**Task to carry out**
Each record is to be transcribed exactly.

start

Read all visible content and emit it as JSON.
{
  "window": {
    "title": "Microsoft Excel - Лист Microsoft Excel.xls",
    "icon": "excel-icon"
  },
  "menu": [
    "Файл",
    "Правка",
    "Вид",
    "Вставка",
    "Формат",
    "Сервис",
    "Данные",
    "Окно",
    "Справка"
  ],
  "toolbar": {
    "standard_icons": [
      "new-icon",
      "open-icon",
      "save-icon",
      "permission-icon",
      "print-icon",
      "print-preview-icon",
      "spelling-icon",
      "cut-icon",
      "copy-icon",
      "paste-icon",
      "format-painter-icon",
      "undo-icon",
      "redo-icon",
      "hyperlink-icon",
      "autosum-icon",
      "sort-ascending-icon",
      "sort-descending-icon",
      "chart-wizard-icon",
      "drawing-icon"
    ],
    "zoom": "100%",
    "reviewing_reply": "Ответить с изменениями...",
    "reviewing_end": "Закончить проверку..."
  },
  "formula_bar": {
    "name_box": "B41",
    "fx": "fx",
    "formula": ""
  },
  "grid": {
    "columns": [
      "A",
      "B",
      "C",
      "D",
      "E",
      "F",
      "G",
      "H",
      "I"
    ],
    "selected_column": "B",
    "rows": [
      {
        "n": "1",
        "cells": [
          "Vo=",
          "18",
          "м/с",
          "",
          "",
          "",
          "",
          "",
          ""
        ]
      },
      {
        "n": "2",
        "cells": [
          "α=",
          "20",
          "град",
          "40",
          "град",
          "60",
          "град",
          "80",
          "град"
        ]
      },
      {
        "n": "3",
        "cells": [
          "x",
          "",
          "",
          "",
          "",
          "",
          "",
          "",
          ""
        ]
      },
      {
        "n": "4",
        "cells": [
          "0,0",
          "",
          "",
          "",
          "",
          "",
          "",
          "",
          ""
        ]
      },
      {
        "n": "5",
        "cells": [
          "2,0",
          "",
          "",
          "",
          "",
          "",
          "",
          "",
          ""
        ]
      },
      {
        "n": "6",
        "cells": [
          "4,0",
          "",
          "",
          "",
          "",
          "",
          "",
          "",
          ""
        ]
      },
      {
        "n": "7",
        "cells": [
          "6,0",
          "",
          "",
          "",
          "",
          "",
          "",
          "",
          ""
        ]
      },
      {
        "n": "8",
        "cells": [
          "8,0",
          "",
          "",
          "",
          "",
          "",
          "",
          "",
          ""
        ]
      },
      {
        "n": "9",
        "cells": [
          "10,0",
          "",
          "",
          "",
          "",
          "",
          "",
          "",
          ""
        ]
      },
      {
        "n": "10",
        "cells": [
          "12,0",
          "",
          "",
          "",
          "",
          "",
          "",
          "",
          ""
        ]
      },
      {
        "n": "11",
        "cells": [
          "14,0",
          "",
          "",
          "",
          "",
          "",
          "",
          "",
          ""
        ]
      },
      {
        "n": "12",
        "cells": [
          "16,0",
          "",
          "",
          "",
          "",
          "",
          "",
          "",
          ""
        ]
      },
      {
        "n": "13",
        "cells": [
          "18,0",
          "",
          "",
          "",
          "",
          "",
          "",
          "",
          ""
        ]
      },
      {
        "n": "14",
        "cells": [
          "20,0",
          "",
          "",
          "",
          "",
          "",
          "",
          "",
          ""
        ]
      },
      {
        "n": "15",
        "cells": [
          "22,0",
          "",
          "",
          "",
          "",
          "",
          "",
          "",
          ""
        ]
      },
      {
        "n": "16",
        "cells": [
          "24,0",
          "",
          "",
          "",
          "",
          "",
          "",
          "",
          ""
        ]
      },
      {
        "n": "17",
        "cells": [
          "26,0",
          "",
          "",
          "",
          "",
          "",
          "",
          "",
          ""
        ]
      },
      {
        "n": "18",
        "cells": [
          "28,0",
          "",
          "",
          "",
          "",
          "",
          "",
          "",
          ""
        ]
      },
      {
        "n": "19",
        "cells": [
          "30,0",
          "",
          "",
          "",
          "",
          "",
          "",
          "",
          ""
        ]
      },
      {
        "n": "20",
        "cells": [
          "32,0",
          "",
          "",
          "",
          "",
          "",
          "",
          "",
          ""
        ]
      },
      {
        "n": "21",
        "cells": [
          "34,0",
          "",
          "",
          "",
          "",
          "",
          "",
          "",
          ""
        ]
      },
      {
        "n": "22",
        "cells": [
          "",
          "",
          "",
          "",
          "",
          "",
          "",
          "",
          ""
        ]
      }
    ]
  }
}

end

**Full solution**
Read all visible content and emit it as JSON.
{
  "window": {
    "title": "Microsoft Excel - Лист Microsoft Excel.xls",
    "icon": "excel-icon"
  },
  "menu": [
    "Файл",
    "Правка",
    "Вид",
    "Вставка",
    "Формат",
    "Сервис",
    "Данные",
    "Окно",
    "Справка"
  ],
  "toolbar": {
    "standard_icons": [
      "new-icon",
      "open-icon",
      "save-icon",
      "permission-icon",
      "print-icon",
      "print-preview-icon",
      "spelling-icon",
      "cut-icon",
      "copy-icon",
      "paste-icon",
      "format-painter-icon",
      "undo-icon",
      "redo-icon",
      "hyperlink-icon",
      "autosum-icon",
      "sort-ascending-icon",
      "sort-descending-icon",
      "chart-wizard-icon",
      "drawing-icon"
    ],
    "zoom": "100%",
    "reviewing_reply": "Ответить с изменениями...",
    "reviewing_end": "Закончить проверку..."
  },
  "formula_bar": {
    "name_box": "B41",
    "fx": "fx",
    "formula": ""
  },
  "grid": {
    "columns": [
      "A",
      "B",
      "C",
      "D",
      "E",
      "F",
      "G",
      "H",
      "I"
    ],
    "selected_column": "B",
    "rows": [
      {
        "n": "1",
        "cells": [
          "Vo=",
          "18",
          "м/с",
          "",
          "",
          "",
          "",
          "",
          ""
        ]
      },
      {
        "n": "2",
        "cells": [
          "α=",
          "20",
          "град",
          "40",
          "град",
          "60",
          "град",
          "80",
          "град"
        ]
      },
      {
        "n": "3",
        "cells": [
          "x",
          "",
          "",
          "",
          "",
          "",
          "",
          "",
          ""
        ]
      },
      {
        "n": "4",
        "cells": [
          "0,0",
          "",
          "",
          "",
          "",
          "",
          "",
          "",
          ""
        ]
      },
      {
        "n": "5",
        "cells": [
          "2,0",
          "",
          "",
          "",
          "",
          "",
          "",
          "",
          ""
        ]
      },
      {
        "n": "6",
        "cells": [
          "4,0",
          "",
          "",
          "",
          "",
          "",
          "",
          "",
          ""
        ]
      },
      {
        "n": "7",
        "cells": [
          "6,0",
          "",
          "",
          "",
          "",
          "",
          "",
          "",
          ""
        ]
      },
      {
        "n": "8",
        "cells": [
          "8,0",
          "",
          "",
          "",
          "",
          "",
          "",
          "",
          ""
        ]
      },
      {
        "n": "9",
        "cells": [
          "10,0",
          "",
          "",
          "",
          "",
          "",
          "",
          "",
          ""
        ]
      },
      {
        "n": "10",
        "cells": [
          "12,0",
          "",
          "",
          "",
          "",
          "",
          "",
          "",
          ""
        ]
      },
      {
        "n": "11",
        "cells": [
          "14,0",
          "",
          "",
          "",
          "",
          "",
          "",
          "",
          ""
        ]
      },
      {
        "n": "12",
        "cells": [
          "16,0",
          "",
          "",
          "",
          "",
          "",
          "",
          "",
          ""
        ]
      },
      {
        "n": "13",
        "cells": [
          "18,0",
          "",
          "",
          "",
          "",
          "",
          "",
          "",
          ""
        ]
      },
      {
        "n": "14",
        "cells": [
          "20,0",
          "",
          "",
          "",
          "",
          "",
          "",
          "",
          ""
        ]
      },
      {
        "n": "15",
        "cells": [
          "22,0",
          "",
          "",
          "",
          "",
          "",
          "",
          "",
          ""
        ]
      },
      {
        "n": "16",
        "cells": [
          "24,0",
          "",
          "",
          "",
          "",
          "",
          "",
          "",
          ""
        ]
      },
      {
        "n": "17",
        "cells": [
          "26,0",
          "",
          "",
          "",
          "",
          "",
          "",
          "",
          ""
        ]
      },
      {
        "n": "18",
        "cells": [
          "28,0",
          "",
          "",
          "",
          "",
          "",
          "",
          "",
          ""
        ]
      },
      {
        "n": "19",
        "cells": [
          "30,0",
          "",
          "",
          "",
          "",
          "",
          "",
          "",
          ""
        ]
      },
      {
        "n": "20",
        "cells": [
          "32,0",
          "",
          "",
          "",
          "",
          "",
          "",
          "",
          ""
        ]
      },
      {
        "n": "21",
        "cells": [
          "34,0",
          "",
          "",
          "",
          "",
          "",
          "",
          "",
          ""
        ]
      },
      {
        "n": "22",
        "cells": [
          "",
          "",
          "",
          "",
          "",
          "",
          "",
          "",
          ""
        ]
      }
    ]
  }
}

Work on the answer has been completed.